::: GIVEN DATA :::

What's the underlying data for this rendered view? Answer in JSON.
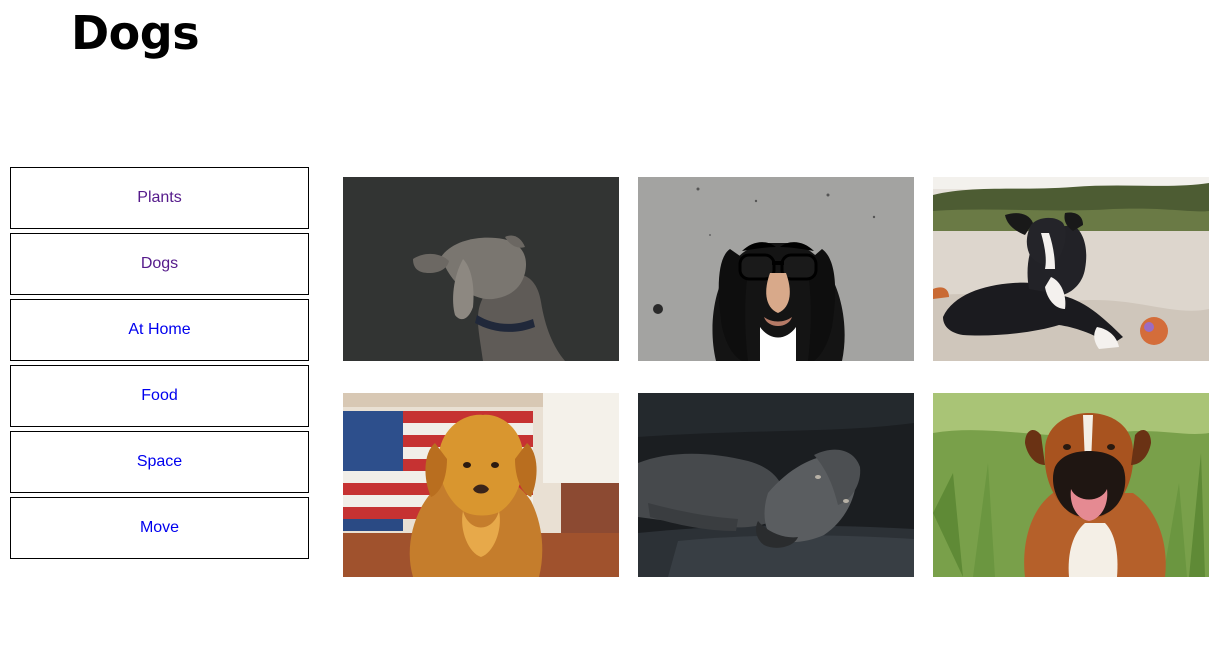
{
  "page": {
    "title": "Dogs"
  },
  "nav": {
    "items": [
      {
        "label": "Plants",
        "color": "#551a8b"
      },
      {
        "label": "Dogs",
        "color": "#551a8b"
      },
      {
        "label": "At Home",
        "color": "#0000ee"
      },
      {
        "label": "Food",
        "color": "#0000ee"
      },
      {
        "label": "Space",
        "color": "#0000ee"
      },
      {
        "label": "Move",
        "color": "#0000ee"
      }
    ]
  },
  "gallery": {
    "photos": [
      {
        "icon": "weimaraner-dark-photo"
      },
      {
        "icon": "spaniel-disguise-glasses-photo"
      },
      {
        "icon": "puppy-on-beach-photo"
      },
      {
        "icon": "golden-retriever-flag-photo"
      },
      {
        "icon": "weimaraner-lying-photo"
      },
      {
        "icon": "boxer-in-grass-photo"
      }
    ]
  }
}
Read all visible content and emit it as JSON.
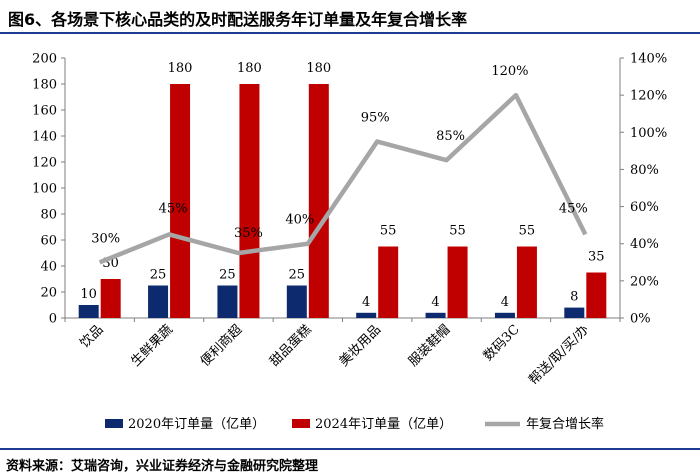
{
  "title": "图6、各场景下核心品类的及时配送服务年订单量及年复合增长率",
  "source": "资料来源：艾瑞咨询，兴业证券经济与金融研究院整理",
  "chart_data": {
    "type": "bar+line",
    "categories": [
      "饮品",
      "生鲜果蔬",
      "便利商超",
      "甜品蛋糕",
      "美妆用品",
      "服装鞋帽",
      "数码3C",
      "帮送/取/买/办"
    ],
    "series": [
      {
        "name": "2020年订单量（亿单）",
        "type": "bar",
        "axis": "left",
        "color": "#0d2a6e",
        "values": [
          10,
          25,
          25,
          25,
          4,
          4,
          4,
          8
        ]
      },
      {
        "name": "2024年订单量（亿单）",
        "type": "bar",
        "axis": "left",
        "color": "#c00000",
        "values": [
          30,
          180,
          180,
          180,
          55,
          55,
          55,
          35
        ]
      },
      {
        "name": "年复合增长率",
        "type": "line",
        "axis": "right",
        "color": "#a6a6a6",
        "values": [
          30,
          45,
          35,
          40,
          95,
          85,
          120,
          45
        ],
        "labels": [
          "30%",
          "45%",
          "35%",
          "40%",
          "95%",
          "85%",
          "120%",
          "45%"
        ]
      }
    ],
    "left_axis": {
      "min": 0,
      "max": 200,
      "ticks": [
        "0",
        "20",
        "40",
        "60",
        "80",
        "100",
        "120",
        "140",
        "160",
        "180",
        "200"
      ]
    },
    "right_axis": {
      "min": 0,
      "max": 140,
      "ticks": [
        "0%",
        "20%",
        "40%",
        "60%",
        "80%",
        "100%",
        "120%",
        "140%"
      ]
    },
    "legend_position": "bottom",
    "grid": false
  }
}
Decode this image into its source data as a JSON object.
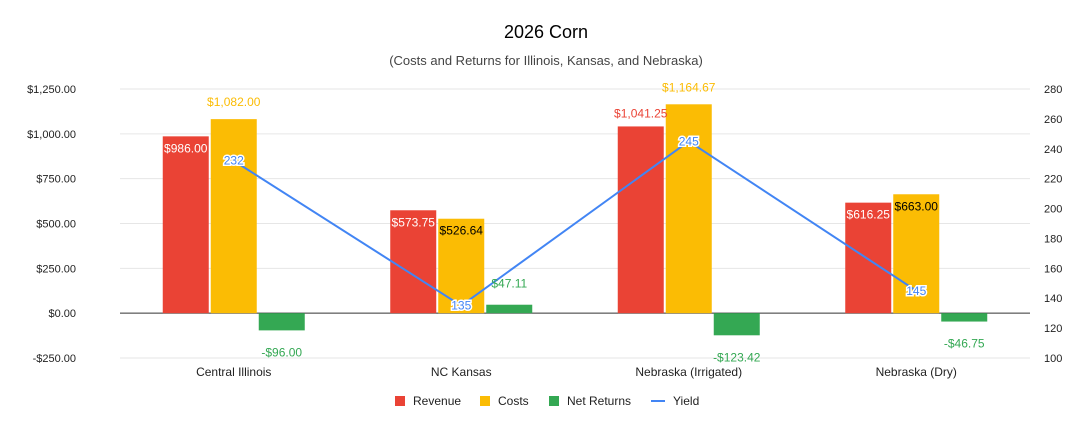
{
  "chart_data": {
    "type": "bar",
    "title": "2026 Corn",
    "subtitle": "(Costs and Returns for Illinois, Kansas, and Nebraska)",
    "categories": [
      "Central Illinois",
      "NC Kansas",
      "Nebraska (Irrigated)",
      "Nebraska (Dry)"
    ],
    "series": [
      {
        "name": "Revenue",
        "kind": "bar",
        "axis": "left",
        "color": "#ea4335",
        "values": [
          986.0,
          573.75,
          1041.25,
          616.25
        ],
        "labels": [
          "$986.00",
          "$573.75",
          "$1,041.25",
          "$616.25"
        ]
      },
      {
        "name": "Costs",
        "kind": "bar",
        "axis": "left",
        "color": "#fbbc04",
        "values": [
          1082.0,
          526.64,
          1164.67,
          663.0
        ],
        "labels": [
          "$1,082.00",
          "$526.64",
          "$1,164.67",
          "$663.00"
        ]
      },
      {
        "name": "Net Returns",
        "kind": "bar",
        "axis": "left",
        "color": "#34a853",
        "values": [
          -96.0,
          47.11,
          -123.42,
          -46.75
        ],
        "labels": [
          "-$96.00",
          "$47.11",
          "-$123.42",
          "-$46.75"
        ]
      },
      {
        "name": "Yield",
        "kind": "line",
        "axis": "right",
        "color": "#4285f4",
        "values": [
          232,
          135,
          245,
          145
        ],
        "labels": [
          "232",
          "135",
          "245",
          "145"
        ]
      }
    ],
    "y_left": {
      "min": -250,
      "max": 1250,
      "ticks": [
        -250,
        0,
        250,
        500,
        750,
        1000,
        1250
      ],
      "tick_labels": [
        "-$250.00",
        "$0.00",
        "$250.00",
        "$500.00",
        "$750.00",
        "$1,000.00",
        "$1,250.00"
      ]
    },
    "y_right": {
      "min": 100,
      "max": 280,
      "ticks": [
        100,
        120,
        140,
        160,
        180,
        200,
        220,
        240,
        260,
        280
      ],
      "tick_labels": [
        "100",
        "120",
        "140",
        "160",
        "180",
        "200",
        "220",
        "240",
        "260",
        "280"
      ]
    },
    "grid": true,
    "legend": "bottom"
  }
}
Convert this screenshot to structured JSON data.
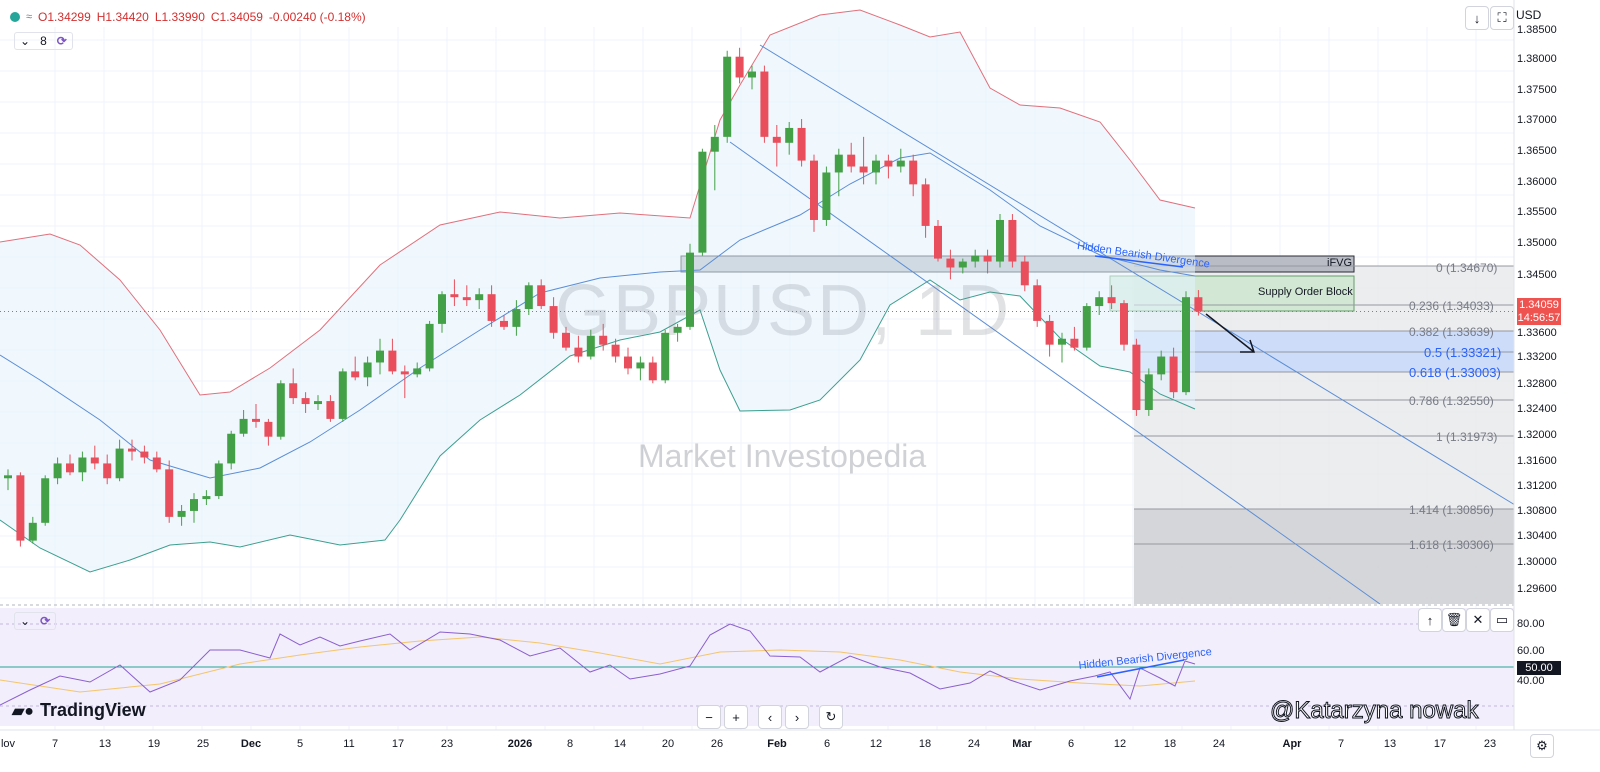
{
  "header": {
    "open": "O1.34299",
    "high": "H1.34420",
    "low": "L1.33990",
    "close": "C1.34059",
    "change": "-0.00240 (-0.18%)",
    "interval_count": "8"
  },
  "chart": {
    "symbol_watermark": "GBPUSD, 1D",
    "brand_watermark": "Market Investopedia",
    "currency": "USD",
    "annotations": {
      "divergence_top": "Hidden Bearish Divergence",
      "divergence_rsi": "Hidden Bearish Divergence",
      "ifvg": "iFVG",
      "supply": "Supply Order Block"
    },
    "current_price": "1.34059",
    "countdown": "14:56:57",
    "price_axis": [
      "1.38500",
      "1.38000",
      "1.37500",
      "1.37000",
      "1.36500",
      "1.36000",
      "1.35500",
      "1.35000",
      "1.34500",
      "1.33600",
      "1.33200",
      "1.32800",
      "1.32400",
      "1.32000",
      "1.31600",
      "1.31200",
      "1.30800",
      "1.30400",
      "1.30000",
      "1.29600"
    ],
    "fib_levels": [
      {
        "label": "0 (1.34670)"
      },
      {
        "label": "0.236 (1.34033)"
      },
      {
        "label": "0.382 (1.33639)"
      },
      {
        "label": "0.5 (1.33321)"
      },
      {
        "label": "0.618 (1.33003)"
      },
      {
        "label": "0.786 (1.32550)"
      },
      {
        "label": "1 (1.31973)"
      },
      {
        "label": "1.414 (1.30856)"
      },
      {
        "label": "1.618 (1.30306)"
      }
    ],
    "x_axis": [
      "lov",
      "7",
      "13",
      "19",
      "25",
      "Dec",
      "5",
      "11",
      "17",
      "23",
      "2026",
      "8",
      "14",
      "20",
      "26",
      "Feb",
      "6",
      "12",
      "18",
      "24",
      "Mar",
      "6",
      "12",
      "18",
      "24",
      "Apr",
      "7",
      "13",
      "17",
      "23"
    ]
  },
  "rsi": {
    "axis": [
      "80.00",
      "60.00",
      "50.00",
      "40.00"
    ],
    "current": "50.00"
  },
  "branding": {
    "tradingview": "TradingView",
    "credit": "@Katarzyna nowak"
  },
  "colors": {
    "bull": "#26a69a",
    "bull_candle": "#43a047",
    "bear": "#e84e5c",
    "band_upper": "#e0707c",
    "band_lower": "#3c9f8f",
    "channel": "#5b8dd6",
    "rsi_line": "#8a5fcf",
    "rsi_ma": "#f4c56b"
  },
  "chart_data": {
    "type": "candlestick",
    "symbol": "GBPUSD",
    "interval": "1D",
    "x_labels": [
      "lov",
      "7",
      "13",
      "19",
      "25",
      "Dec",
      "5",
      "11",
      "17",
      "23",
      "2026",
      "8",
      "14",
      "20",
      "26",
      "Feb",
      "6",
      "12",
      "18",
      "24",
      "Mar",
      "6",
      "12",
      "18",
      "24",
      "Apr",
      "7",
      "13",
      "17",
      "23"
    ],
    "last_ohlc": {
      "open": 1.34299,
      "high": 1.3442,
      "low": 1.3399,
      "close": 1.34059
    },
    "candles": [
      [
        1.3125,
        1.314,
        1.3105,
        1.313
      ],
      [
        1.313,
        1.3135,
        1.301,
        1.302
      ],
      [
        1.302,
        1.306,
        1.3015,
        1.305
      ],
      [
        1.305,
        1.313,
        1.3045,
        1.3125
      ],
      [
        1.3125,
        1.316,
        1.3115,
        1.315
      ],
      [
        1.315,
        1.3165,
        1.313,
        1.3135
      ],
      [
        1.3135,
        1.317,
        1.312,
        1.316
      ],
      [
        1.316,
        1.318,
        1.314,
        1.315
      ],
      [
        1.315,
        1.3165,
        1.3115,
        1.3125
      ],
      [
        1.3125,
        1.319,
        1.312,
        1.3175
      ],
      [
        1.3175,
        1.319,
        1.3155,
        1.317
      ],
      [
        1.317,
        1.318,
        1.315,
        1.316
      ],
      [
        1.316,
        1.317,
        1.3135,
        1.314
      ],
      [
        1.314,
        1.3155,
        1.305,
        1.306
      ],
      [
        1.306,
        1.308,
        1.3045,
        1.307
      ],
      [
        1.307,
        1.31,
        1.305,
        1.309
      ],
      [
        1.309,
        1.3105,
        1.308,
        1.3095
      ],
      [
        1.3095,
        1.3155,
        1.309,
        1.315
      ],
      [
        1.315,
        1.3205,
        1.314,
        1.32
      ],
      [
        1.32,
        1.324,
        1.3195,
        1.3225
      ],
      [
        1.3225,
        1.325,
        1.321,
        1.322
      ],
      [
        1.322,
        1.3225,
        1.318,
        1.3195
      ],
      [
        1.3195,
        1.329,
        1.319,
        1.3285
      ],
      [
        1.3285,
        1.331,
        1.325,
        1.326
      ],
      [
        1.326,
        1.327,
        1.3235,
        1.325
      ],
      [
        1.325,
        1.3265,
        1.324,
        1.3255
      ],
      [
        1.3255,
        1.3265,
        1.322,
        1.3225
      ],
      [
        1.3225,
        1.331,
        1.322,
        1.3305
      ],
      [
        1.3305,
        1.333,
        1.329,
        1.3295
      ],
      [
        1.3295,
        1.333,
        1.328,
        1.332
      ],
      [
        1.332,
        1.336,
        1.33,
        1.334
      ],
      [
        1.334,
        1.336,
        1.33,
        1.3305
      ],
      [
        1.3305,
        1.3315,
        1.326,
        1.33
      ],
      [
        1.33,
        1.332,
        1.3295,
        1.331
      ],
      [
        1.331,
        1.339,
        1.3305,
        1.3385
      ],
      [
        1.3385,
        1.344,
        1.337,
        1.3435
      ],
      [
        1.3435,
        1.346,
        1.3415,
        1.343
      ],
      [
        1.343,
        1.345,
        1.3415,
        1.3425
      ],
      [
        1.3425,
        1.3445,
        1.341,
        1.3435
      ],
      [
        1.3435,
        1.345,
        1.338,
        1.339
      ],
      [
        1.339,
        1.34,
        1.3375,
        1.338
      ],
      [
        1.338,
        1.3425,
        1.3365,
        1.341
      ],
      [
        1.341,
        1.3455,
        1.34,
        1.345
      ],
      [
        1.345,
        1.346,
        1.341,
        1.3415
      ],
      [
        1.3415,
        1.343,
        1.336,
        1.337
      ],
      [
        1.337,
        1.338,
        1.334,
        1.3345
      ],
      [
        1.3345,
        1.3365,
        1.332,
        1.333
      ],
      [
        1.333,
        1.3375,
        1.3325,
        1.3365
      ],
      [
        1.3365,
        1.3385,
        1.334,
        1.335
      ],
      [
        1.335,
        1.336,
        1.332,
        1.333
      ],
      [
        1.333,
        1.3345,
        1.33,
        1.331
      ],
      [
        1.331,
        1.333,
        1.329,
        1.332
      ],
      [
        1.332,
        1.333,
        1.3285,
        1.329
      ],
      [
        1.329,
        1.3375,
        1.3285,
        1.337
      ],
      [
        1.337,
        1.3385,
        1.3355,
        1.338
      ],
      [
        1.338,
        1.352,
        1.3375,
        1.3505
      ],
      [
        1.3505,
        1.368,
        1.35,
        1.3675
      ],
      [
        1.3675,
        1.372,
        1.361,
        1.37
      ],
      [
        1.37,
        1.3845,
        1.369,
        1.3835
      ],
      [
        1.3835,
        1.385,
        1.379,
        1.38
      ],
      [
        1.38,
        1.382,
        1.378,
        1.381
      ],
      [
        1.381,
        1.382,
        1.369,
        1.37
      ],
      [
        1.37,
        1.372,
        1.365,
        1.369
      ],
      [
        1.369,
        1.3725,
        1.367,
        1.3715
      ],
      [
        1.3715,
        1.373,
        1.365,
        1.366
      ],
      [
        1.366,
        1.367,
        1.354,
        1.356
      ],
      [
        1.356,
        1.365,
        1.355,
        1.364
      ],
      [
        1.364,
        1.368,
        1.36,
        1.367
      ],
      [
        1.367,
        1.369,
        1.364,
        1.365
      ],
      [
        1.365,
        1.37,
        1.362,
        1.364
      ],
      [
        1.364,
        1.367,
        1.362,
        1.366
      ],
      [
        1.366,
        1.367,
        1.363,
        1.365
      ],
      [
        1.365,
        1.368,
        1.364,
        1.366
      ],
      [
        1.366,
        1.367,
        1.36,
        1.362
      ],
      [
        1.362,
        1.363,
        1.353,
        1.355
      ],
      [
        1.355,
        1.356,
        1.349,
        1.3495
      ],
      [
        1.3495,
        1.351,
        1.346,
        1.348
      ],
      [
        1.348,
        1.3495,
        1.347,
        1.349
      ],
      [
        1.349,
        1.351,
        1.348,
        1.35
      ],
      [
        1.35,
        1.351,
        1.347,
        1.349
      ],
      [
        1.349,
        1.357,
        1.348,
        1.356
      ],
      [
        1.356,
        1.357,
        1.348,
        1.349
      ],
      [
        1.349,
        1.35,
        1.344,
        1.345
      ],
      [
        1.345,
        1.346,
        1.338,
        1.339
      ],
      [
        1.339,
        1.34,
        1.333,
        1.335
      ],
      [
        1.335,
        1.337,
        1.332,
        1.336
      ],
      [
        1.336,
        1.338,
        1.334,
        1.3345
      ],
      [
        1.3345,
        1.342,
        1.334,
        1.3415
      ],
      [
        1.3415,
        1.344,
        1.34,
        1.343
      ],
      [
        1.343,
        1.345,
        1.341,
        1.342
      ],
      [
        1.342,
        1.3425,
        1.334,
        1.335
      ],
      [
        1.335,
        1.336,
        1.323,
        1.324
      ],
      [
        1.324,
        1.331,
        1.323,
        1.33
      ],
      [
        1.33,
        1.334,
        1.329,
        1.333
      ],
      [
        1.333,
        1.3345,
        1.326,
        1.327
      ],
      [
        1.327,
        1.344,
        1.3265,
        1.343
      ],
      [
        1.34299,
        1.3442,
        1.3399,
        1.34059
      ]
    ]
  }
}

:::

> **WHAT IS ASKED**
Show each line of the data that contains the string "Costs".

> **SOLUTION FOR THIS TASK**
    "subtitle": "(Costs and Returns for Illinois, Kansas, and Nebraska)",
        "name": "Costs",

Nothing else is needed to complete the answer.